EXERCISE AIM =
Take the entries below and print all of them exactly, please.

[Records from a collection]
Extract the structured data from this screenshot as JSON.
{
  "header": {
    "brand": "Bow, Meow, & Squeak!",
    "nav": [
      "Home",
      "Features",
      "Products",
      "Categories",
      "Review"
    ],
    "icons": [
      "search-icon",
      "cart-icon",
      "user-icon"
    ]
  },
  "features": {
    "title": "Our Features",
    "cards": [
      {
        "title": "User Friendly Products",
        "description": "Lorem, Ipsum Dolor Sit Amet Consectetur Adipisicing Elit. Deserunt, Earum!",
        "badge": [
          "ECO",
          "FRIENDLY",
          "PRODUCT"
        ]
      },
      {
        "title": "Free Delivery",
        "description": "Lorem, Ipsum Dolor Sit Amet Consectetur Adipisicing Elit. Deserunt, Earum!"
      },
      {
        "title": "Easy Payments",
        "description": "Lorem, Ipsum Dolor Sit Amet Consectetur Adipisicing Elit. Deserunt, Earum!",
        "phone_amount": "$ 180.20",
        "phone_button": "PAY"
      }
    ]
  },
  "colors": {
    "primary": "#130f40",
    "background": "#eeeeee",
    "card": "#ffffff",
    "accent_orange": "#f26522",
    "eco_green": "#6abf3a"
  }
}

TASK RESULT =
Extract the structured data from this screenshot as JSON.
{
  "header": {
    "brand": "Bow, Meow, & Squeak!",
    "nav": [
      "Home",
      "Features",
      "Products",
      "Categories",
      "Review"
    ],
    "icons": [
      "search-icon",
      "cart-icon",
      "user-icon"
    ]
  },
  "features": {
    "title": "Our Features",
    "cards": [
      {
        "title": "User Friendly Products",
        "description": "Lorem, Ipsum Dolor Sit Amet Consectetur Adipisicing Elit. Deserunt, Earum!",
        "badge": [
          "ECO",
          "FRIENDLY",
          "PRODUCT"
        ]
      },
      {
        "title": "Free Delivery",
        "description": "Lorem, Ipsum Dolor Sit Amet Consectetur Adipisicing Elit. Deserunt, Earum!"
      },
      {
        "title": "Easy Payments",
        "description": "Lorem, Ipsum Dolor Sit Amet Consectetur Adipisicing Elit. Deserunt, Earum!",
        "phone_amount": "$ 180.20",
        "phone_button": "PAY"
      }
    ]
  },
  "colors": {
    "primary": "#130f40",
    "background": "#eeeeee",
    "card": "#ffffff",
    "accent_orange": "#f26522",
    "eco_green": "#6abf3a"
  }
}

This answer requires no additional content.